What to work on:
Pull each line holding "screenshot" out of the entries below.

Records for the exercise:
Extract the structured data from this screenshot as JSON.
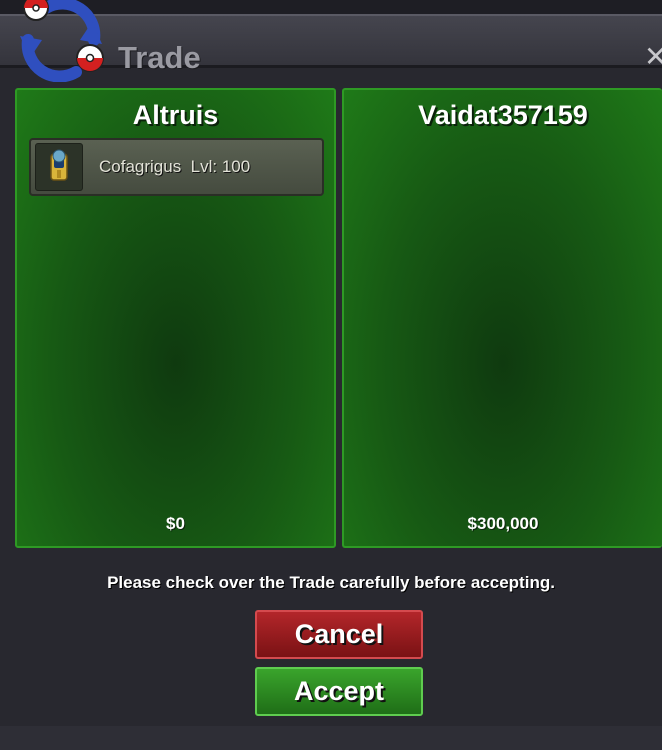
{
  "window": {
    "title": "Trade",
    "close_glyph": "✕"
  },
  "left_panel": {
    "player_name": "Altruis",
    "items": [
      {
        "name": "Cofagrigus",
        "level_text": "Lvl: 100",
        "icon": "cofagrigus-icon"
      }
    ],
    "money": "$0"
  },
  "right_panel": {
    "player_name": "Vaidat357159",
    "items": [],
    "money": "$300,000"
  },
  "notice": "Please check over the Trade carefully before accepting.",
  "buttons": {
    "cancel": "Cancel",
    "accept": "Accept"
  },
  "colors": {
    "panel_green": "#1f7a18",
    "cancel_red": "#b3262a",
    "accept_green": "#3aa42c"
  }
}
--
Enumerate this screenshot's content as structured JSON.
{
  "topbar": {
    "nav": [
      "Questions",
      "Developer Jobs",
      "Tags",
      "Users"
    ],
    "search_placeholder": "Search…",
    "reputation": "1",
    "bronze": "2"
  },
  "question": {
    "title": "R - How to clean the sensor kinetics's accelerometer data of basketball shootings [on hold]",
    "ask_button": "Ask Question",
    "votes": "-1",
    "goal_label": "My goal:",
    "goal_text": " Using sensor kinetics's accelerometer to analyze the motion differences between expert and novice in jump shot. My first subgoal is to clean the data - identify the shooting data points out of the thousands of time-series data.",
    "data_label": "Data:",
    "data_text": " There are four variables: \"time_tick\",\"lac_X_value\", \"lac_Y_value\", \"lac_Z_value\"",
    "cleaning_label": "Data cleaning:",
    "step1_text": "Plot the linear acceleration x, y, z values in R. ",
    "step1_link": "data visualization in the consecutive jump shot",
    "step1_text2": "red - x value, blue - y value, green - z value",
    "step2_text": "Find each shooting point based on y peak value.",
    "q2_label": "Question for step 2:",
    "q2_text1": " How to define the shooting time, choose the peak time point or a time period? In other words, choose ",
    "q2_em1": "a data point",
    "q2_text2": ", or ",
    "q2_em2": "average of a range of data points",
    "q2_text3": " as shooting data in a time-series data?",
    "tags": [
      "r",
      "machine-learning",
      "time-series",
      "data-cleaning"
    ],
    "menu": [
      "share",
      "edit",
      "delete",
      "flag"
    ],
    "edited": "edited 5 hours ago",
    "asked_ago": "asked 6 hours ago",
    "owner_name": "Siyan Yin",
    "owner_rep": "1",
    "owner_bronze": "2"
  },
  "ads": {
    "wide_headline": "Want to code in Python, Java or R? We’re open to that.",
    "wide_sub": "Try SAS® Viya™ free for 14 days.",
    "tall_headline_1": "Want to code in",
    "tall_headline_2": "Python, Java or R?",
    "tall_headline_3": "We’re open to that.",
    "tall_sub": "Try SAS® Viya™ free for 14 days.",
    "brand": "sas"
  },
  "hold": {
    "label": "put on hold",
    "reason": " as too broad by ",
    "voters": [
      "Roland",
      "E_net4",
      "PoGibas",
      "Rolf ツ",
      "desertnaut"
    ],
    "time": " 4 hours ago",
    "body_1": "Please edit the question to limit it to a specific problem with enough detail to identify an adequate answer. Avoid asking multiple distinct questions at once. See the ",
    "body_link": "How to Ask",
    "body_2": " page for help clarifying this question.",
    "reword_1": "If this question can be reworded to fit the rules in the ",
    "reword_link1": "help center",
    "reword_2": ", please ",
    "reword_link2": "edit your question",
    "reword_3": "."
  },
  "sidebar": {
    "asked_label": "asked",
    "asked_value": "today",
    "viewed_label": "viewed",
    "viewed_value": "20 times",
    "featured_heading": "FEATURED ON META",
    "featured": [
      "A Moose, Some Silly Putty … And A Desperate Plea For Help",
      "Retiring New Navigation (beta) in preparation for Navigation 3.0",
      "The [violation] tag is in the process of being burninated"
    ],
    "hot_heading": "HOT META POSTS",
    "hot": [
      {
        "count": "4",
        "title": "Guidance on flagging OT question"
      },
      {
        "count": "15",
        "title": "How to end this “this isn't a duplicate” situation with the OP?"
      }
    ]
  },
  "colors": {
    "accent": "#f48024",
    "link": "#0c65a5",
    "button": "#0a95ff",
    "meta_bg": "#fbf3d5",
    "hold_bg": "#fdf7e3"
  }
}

Task solution:
Extract the structured data from this screenshot as JSON.
Enumerate this screenshot's content as structured JSON.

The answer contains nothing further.